Lines of data:
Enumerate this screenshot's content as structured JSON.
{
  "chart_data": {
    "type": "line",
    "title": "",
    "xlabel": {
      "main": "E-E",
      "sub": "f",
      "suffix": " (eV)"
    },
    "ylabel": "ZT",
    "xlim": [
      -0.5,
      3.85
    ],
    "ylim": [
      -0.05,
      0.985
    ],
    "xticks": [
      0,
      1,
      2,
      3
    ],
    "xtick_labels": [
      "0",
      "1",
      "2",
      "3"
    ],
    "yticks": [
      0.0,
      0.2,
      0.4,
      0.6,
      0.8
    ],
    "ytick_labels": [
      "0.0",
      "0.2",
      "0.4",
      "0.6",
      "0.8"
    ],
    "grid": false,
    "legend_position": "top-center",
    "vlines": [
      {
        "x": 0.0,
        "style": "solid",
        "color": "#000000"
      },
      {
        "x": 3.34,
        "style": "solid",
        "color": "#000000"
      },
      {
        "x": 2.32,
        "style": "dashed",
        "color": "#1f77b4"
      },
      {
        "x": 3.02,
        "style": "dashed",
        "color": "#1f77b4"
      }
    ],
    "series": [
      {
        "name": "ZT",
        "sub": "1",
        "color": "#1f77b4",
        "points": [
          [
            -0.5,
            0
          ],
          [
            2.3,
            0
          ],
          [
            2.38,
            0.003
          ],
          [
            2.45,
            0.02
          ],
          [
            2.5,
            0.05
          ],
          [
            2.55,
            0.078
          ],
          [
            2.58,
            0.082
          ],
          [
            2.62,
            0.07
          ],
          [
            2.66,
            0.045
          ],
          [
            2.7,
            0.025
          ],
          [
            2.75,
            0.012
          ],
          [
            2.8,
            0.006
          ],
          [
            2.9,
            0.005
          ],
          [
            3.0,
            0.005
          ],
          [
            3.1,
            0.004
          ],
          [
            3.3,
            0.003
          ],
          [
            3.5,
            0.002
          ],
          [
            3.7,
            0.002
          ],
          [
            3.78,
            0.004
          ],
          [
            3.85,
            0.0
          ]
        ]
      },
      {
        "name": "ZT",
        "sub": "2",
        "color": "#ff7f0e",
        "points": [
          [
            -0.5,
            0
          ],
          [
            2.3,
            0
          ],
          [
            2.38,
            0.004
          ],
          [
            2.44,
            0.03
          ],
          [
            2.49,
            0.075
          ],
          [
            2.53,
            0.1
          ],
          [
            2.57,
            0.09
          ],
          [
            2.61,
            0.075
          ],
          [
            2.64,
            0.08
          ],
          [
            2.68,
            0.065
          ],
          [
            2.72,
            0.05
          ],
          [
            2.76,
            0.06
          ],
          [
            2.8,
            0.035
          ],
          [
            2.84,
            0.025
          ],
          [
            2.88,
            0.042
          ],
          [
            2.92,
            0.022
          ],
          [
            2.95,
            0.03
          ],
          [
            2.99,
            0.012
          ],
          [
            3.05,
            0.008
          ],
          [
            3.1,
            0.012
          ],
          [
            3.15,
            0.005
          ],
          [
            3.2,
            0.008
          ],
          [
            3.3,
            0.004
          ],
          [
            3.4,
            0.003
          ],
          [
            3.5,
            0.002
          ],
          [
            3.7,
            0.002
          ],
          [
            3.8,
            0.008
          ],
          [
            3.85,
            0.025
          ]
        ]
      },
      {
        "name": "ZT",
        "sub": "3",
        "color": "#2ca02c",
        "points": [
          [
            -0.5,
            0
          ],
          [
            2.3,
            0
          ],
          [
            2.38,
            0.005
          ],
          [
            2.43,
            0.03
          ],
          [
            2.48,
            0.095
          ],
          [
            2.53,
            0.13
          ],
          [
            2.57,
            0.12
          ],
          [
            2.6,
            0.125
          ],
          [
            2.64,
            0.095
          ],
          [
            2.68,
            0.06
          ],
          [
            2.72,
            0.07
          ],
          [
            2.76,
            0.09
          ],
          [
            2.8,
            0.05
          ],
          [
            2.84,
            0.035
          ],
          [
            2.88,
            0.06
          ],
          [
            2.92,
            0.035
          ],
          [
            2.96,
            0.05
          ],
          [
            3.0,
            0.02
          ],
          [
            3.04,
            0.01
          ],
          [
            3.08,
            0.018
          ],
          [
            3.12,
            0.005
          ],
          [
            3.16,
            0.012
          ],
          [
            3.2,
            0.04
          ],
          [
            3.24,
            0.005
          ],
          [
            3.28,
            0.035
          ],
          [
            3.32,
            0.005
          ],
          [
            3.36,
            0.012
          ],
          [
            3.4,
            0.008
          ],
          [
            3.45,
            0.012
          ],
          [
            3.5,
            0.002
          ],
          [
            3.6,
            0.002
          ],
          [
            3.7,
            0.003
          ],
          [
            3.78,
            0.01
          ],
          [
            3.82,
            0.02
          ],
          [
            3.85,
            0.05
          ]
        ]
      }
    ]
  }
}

Exercise aim:
Repeat the entries exactly, all of them.

Worked answer:
Enumerate this screenshot's content as structured JSON.
{
  "chart_data": {
    "type": "line",
    "title": "",
    "xlabel": {
      "main": "E-E",
      "sub": "f",
      "suffix": " (eV)"
    },
    "ylabel": "ZT",
    "xlim": [
      -0.5,
      3.85
    ],
    "ylim": [
      -0.05,
      0.985
    ],
    "xticks": [
      0,
      1,
      2,
      3
    ],
    "xtick_labels": [
      "0",
      "1",
      "2",
      "3"
    ],
    "yticks": [
      0.0,
      0.2,
      0.4,
      0.6,
      0.8
    ],
    "ytick_labels": [
      "0.0",
      "0.2",
      "0.4",
      "0.6",
      "0.8"
    ],
    "grid": false,
    "legend_position": "top-center",
    "vlines": [
      {
        "x": 0.0,
        "style": "solid",
        "color": "#000000"
      },
      {
        "x": 3.34,
        "style": "solid",
        "color": "#000000"
      },
      {
        "x": 2.32,
        "style": "dashed",
        "color": "#1f77b4"
      },
      {
        "x": 3.02,
        "style": "dashed",
        "color": "#1f77b4"
      }
    ],
    "series": [
      {
        "name": "ZT",
        "sub": "1",
        "color": "#1f77b4",
        "points": [
          [
            -0.5,
            0
          ],
          [
            2.3,
            0
          ],
          [
            2.38,
            0.003
          ],
          [
            2.45,
            0.02
          ],
          [
            2.5,
            0.05
          ],
          [
            2.55,
            0.078
          ],
          [
            2.58,
            0.082
          ],
          [
            2.62,
            0.07
          ],
          [
            2.66,
            0.045
          ],
          [
            2.7,
            0.025
          ],
          [
            2.75,
            0.012
          ],
          [
            2.8,
            0.006
          ],
          [
            2.9,
            0.005
          ],
          [
            3.0,
            0.005
          ],
          [
            3.1,
            0.004
          ],
          [
            3.3,
            0.003
          ],
          [
            3.5,
            0.002
          ],
          [
            3.7,
            0.002
          ],
          [
            3.78,
            0.004
          ],
          [
            3.85,
            0.0
          ]
        ]
      },
      {
        "name": "ZT",
        "sub": "2",
        "color": "#ff7f0e",
        "points": [
          [
            -0.5,
            0
          ],
          [
            2.3,
            0
          ],
          [
            2.38,
            0.004
          ],
          [
            2.44,
            0.03
          ],
          [
            2.49,
            0.075
          ],
          [
            2.53,
            0.1
          ],
          [
            2.57,
            0.09
          ],
          [
            2.61,
            0.075
          ],
          [
            2.64,
            0.08
          ],
          [
            2.68,
            0.065
          ],
          [
            2.72,
            0.05
          ],
          [
            2.76,
            0.06
          ],
          [
            2.8,
            0.035
          ],
          [
            2.84,
            0.025
          ],
          [
            2.88,
            0.042
          ],
          [
            2.92,
            0.022
          ],
          [
            2.95,
            0.03
          ],
          [
            2.99,
            0.012
          ],
          [
            3.05,
            0.008
          ],
          [
            3.1,
            0.012
          ],
          [
            3.15,
            0.005
          ],
          [
            3.2,
            0.008
          ],
          [
            3.3,
            0.004
          ],
          [
            3.4,
            0.003
          ],
          [
            3.5,
            0.002
          ],
          [
            3.7,
            0.002
          ],
          [
            3.8,
            0.008
          ],
          [
            3.85,
            0.025
          ]
        ]
      },
      {
        "name": "ZT",
        "sub": "3",
        "color": "#2ca02c",
        "points": [
          [
            -0.5,
            0
          ],
          [
            2.3,
            0
          ],
          [
            2.38,
            0.005
          ],
          [
            2.43,
            0.03
          ],
          [
            2.48,
            0.095
          ],
          [
            2.53,
            0.13
          ],
          [
            2.57,
            0.12
          ],
          [
            2.6,
            0.125
          ],
          [
            2.64,
            0.095
          ],
          [
            2.68,
            0.06
          ],
          [
            2.72,
            0.07
          ],
          [
            2.76,
            0.09
          ],
          [
            2.8,
            0.05
          ],
          [
            2.84,
            0.035
          ],
          [
            2.88,
            0.06
          ],
          [
            2.92,
            0.035
          ],
          [
            2.96,
            0.05
          ],
          [
            3.0,
            0.02
          ],
          [
            3.04,
            0.01
          ],
          [
            3.08,
            0.018
          ],
          [
            3.12,
            0.005
          ],
          [
            3.16,
            0.012
          ],
          [
            3.2,
            0.04
          ],
          [
            3.24,
            0.005
          ],
          [
            3.28,
            0.035
          ],
          [
            3.32,
            0.005
          ],
          [
            3.36,
            0.012
          ],
          [
            3.4,
            0.008
          ],
          [
            3.45,
            0.012
          ],
          [
            3.5,
            0.002
          ],
          [
            3.6,
            0.002
          ],
          [
            3.7,
            0.003
          ],
          [
            3.78,
            0.01
          ],
          [
            3.82,
            0.02
          ],
          [
            3.85,
            0.05
          ]
        ]
      }
    ]
  }
}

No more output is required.